**Problem**
Find the word "اخلاقی" in the data. Return every line where it appears.

**Record extracts**
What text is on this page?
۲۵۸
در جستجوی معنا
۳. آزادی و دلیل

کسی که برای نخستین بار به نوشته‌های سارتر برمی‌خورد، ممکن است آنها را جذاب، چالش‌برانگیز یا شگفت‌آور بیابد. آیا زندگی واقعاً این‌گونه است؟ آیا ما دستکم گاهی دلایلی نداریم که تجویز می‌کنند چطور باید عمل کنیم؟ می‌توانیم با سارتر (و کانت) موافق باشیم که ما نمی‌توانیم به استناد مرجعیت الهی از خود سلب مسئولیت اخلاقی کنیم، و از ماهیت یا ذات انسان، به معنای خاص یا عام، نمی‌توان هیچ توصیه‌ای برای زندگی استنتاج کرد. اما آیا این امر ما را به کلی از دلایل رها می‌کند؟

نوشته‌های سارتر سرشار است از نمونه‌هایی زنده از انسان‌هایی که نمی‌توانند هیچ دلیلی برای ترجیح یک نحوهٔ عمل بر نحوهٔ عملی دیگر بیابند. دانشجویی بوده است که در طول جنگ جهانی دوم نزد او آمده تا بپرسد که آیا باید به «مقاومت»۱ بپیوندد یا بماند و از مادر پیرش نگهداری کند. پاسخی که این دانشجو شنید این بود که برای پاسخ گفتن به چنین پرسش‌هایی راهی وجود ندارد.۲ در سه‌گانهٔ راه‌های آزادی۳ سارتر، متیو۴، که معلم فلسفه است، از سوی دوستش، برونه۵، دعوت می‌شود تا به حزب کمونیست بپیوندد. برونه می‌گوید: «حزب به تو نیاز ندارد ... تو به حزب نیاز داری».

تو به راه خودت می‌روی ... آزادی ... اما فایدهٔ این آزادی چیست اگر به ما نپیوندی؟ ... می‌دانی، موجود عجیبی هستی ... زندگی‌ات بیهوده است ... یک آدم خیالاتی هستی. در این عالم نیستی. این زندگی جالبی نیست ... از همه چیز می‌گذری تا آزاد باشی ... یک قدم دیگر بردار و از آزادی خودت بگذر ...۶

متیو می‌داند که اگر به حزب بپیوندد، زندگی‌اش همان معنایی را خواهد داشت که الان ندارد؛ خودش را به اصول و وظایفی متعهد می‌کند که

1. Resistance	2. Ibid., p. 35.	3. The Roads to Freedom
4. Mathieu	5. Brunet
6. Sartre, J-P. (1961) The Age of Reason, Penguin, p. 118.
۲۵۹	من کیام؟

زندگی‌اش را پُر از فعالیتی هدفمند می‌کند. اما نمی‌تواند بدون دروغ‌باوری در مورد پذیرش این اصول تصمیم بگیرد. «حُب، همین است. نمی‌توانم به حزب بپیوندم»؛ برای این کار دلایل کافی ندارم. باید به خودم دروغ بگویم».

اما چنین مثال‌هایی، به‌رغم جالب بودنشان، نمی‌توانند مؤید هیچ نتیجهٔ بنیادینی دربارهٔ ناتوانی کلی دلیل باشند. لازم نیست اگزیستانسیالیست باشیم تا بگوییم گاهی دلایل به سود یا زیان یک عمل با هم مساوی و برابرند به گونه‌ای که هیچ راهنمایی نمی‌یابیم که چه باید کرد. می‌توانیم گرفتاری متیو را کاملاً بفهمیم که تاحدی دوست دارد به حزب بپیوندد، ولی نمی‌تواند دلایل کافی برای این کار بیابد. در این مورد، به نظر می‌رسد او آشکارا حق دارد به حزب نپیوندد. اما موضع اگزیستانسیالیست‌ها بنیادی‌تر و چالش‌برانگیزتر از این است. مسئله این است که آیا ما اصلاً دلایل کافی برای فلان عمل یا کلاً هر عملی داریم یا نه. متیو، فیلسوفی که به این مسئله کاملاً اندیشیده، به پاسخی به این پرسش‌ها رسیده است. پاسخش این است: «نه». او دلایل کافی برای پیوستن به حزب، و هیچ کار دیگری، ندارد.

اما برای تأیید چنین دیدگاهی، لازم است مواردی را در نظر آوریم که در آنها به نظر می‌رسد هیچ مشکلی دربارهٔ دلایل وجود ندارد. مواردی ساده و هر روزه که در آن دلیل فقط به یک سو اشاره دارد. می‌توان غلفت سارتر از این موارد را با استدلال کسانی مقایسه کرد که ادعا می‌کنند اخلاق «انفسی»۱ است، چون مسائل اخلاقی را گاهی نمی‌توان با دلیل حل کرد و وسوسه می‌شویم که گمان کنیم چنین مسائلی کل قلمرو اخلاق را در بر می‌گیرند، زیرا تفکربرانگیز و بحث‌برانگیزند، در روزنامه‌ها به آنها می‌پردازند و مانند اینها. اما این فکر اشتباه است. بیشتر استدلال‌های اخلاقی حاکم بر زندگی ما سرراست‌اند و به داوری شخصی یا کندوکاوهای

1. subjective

* * *

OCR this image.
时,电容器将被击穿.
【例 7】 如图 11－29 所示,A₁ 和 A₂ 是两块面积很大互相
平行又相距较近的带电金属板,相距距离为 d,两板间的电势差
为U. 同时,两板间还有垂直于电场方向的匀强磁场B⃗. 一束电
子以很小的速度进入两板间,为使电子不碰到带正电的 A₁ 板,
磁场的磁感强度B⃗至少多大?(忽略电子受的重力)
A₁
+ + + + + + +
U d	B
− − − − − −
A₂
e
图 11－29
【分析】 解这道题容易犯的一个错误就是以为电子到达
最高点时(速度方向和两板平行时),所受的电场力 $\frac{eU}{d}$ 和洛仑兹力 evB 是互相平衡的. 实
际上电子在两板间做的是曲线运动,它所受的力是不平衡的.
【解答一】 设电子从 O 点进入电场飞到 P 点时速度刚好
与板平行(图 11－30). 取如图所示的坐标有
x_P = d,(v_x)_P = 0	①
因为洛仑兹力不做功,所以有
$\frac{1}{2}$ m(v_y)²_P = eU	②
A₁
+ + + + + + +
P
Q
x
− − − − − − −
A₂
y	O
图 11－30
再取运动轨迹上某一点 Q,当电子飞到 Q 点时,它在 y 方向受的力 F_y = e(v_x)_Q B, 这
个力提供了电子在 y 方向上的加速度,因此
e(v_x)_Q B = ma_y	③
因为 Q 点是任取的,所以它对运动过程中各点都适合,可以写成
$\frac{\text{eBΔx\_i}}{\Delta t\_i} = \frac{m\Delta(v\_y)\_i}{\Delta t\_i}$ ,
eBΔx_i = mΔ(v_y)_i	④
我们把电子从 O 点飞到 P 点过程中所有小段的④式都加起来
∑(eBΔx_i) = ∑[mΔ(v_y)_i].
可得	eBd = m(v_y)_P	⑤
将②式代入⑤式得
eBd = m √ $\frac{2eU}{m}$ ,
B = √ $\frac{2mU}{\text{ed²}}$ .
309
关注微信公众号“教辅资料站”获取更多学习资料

**Task solution**
کسی که برای نخستین بار به نوشته‌های سارتر برمی‌خورد، ممکن است آنها را جذاب، چالش‌برانگیز یا شگفت‌آور بیابد. آیا زندگی واقعاً این‌گونه است؟ آیا ما دستکم گاهی دلایلی نداریم که تجویز می‌کنند چطور باید عمل کنیم؟ می‌توانیم با سارتر (و کانت) موافق باشیم که ما نمی‌توانیم به استناد مرجعیت الهی از خود سلب مسئولیت اخلاقی کنیم، و از ماهیت یا ذات انسان، به معنای خاص یا عام، نمی‌توان هیچ توصیه‌ای برای زندگی استنتاج کرد. اما آیا این امر ما را به کلی از دلایل رها می‌کند؟
اما برای تأیید چنین دیدگاهی، لازم است مواردی را در نظر آوریم که در آنها به نظر می‌رسد هیچ مشکلی دربارهٔ دلایل وجود ندارد. مواردی ساده و هر روزه که در آن دلیل فقط به یک سو اشاره دارد. می‌توان غلفت سارتر از این موارد را با استدلال کسانی مقایسه کرد که ادعا می‌کنند اخلاق «انفسی»۱ است، چون مسائل اخلاقی را گاهی نمی‌توان با دلیل حل کرد و وسوسه می‌شویم که گمان کنیم چنین مسائلی کل قلمرو اخلاق را در بر می‌گیرند، زیرا تفکربرانگیز و بحث‌برانگیزند، در روزنامه‌ها به آنها می‌پردازند و مانند اینها. اما این فکر اشتباه است. بیشتر استدلال‌های اخلاقی حاکم بر زندگی ما سرراست‌اند و به داوری شخصی یا کندوکاوهای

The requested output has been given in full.